◆ **Data listing**:
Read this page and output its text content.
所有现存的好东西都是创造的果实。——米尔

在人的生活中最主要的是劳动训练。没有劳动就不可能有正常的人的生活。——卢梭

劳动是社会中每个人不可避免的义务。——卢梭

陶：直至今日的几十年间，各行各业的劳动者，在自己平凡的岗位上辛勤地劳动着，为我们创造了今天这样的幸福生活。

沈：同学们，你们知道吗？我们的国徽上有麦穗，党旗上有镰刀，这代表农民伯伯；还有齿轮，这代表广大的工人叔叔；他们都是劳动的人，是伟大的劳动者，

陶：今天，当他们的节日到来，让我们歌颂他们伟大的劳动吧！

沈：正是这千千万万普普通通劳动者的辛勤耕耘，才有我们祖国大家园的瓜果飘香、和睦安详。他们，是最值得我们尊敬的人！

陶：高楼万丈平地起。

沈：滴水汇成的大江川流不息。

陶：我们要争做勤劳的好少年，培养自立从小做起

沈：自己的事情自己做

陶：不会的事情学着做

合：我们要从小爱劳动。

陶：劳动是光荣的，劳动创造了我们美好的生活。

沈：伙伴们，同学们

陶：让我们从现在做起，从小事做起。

◆ **Goal**: Copy out the full set of records precisely, leaving nothing out.

◆ **Answer for the task**:
Read this page and output its text content.
所有现存的好东西都是创造的果实。——米尔

在人的生活中最主要的是劳动训练。没有劳动就不可能有正常的人的生活。——卢梭

劳动是社会中每个人不可避免的义务。——卢梭

陶：直至今日的几十年间，各行各业的劳动者，在自己平凡的岗位上辛勤地劳动着，为我们创造了今天这样的幸福生活。

沈：同学们，你们知道吗？我们的国徽上有麦穗，党旗上有镰刀，这代表农民伯伯；还有齿轮，这代表广大的工人叔叔；他们都是劳动的人，是伟大的劳动者，

陶：今天，当他们的节日到来，让我们歌颂他们伟大的劳动吧！

沈：正是这千千万万普普通通劳动者的辛勤耕耘，才有我们祖国大家园的瓜果飘香、和睦安详。他们，是最值得我们尊敬的人！

陶：高楼万丈平地起。

沈：滴水汇成的大江川流不息。

陶：我们要争做勤劳的好少年，培养自立从小做起

沈：自己的事情自己做

陶：不会的事情学着做

合：我们要从小爱劳动。

陶：劳动是光荣的，劳动创造了我们美好的生活。

沈：伙伴们，同学们

陶：让我们从现在做起，从小事做起。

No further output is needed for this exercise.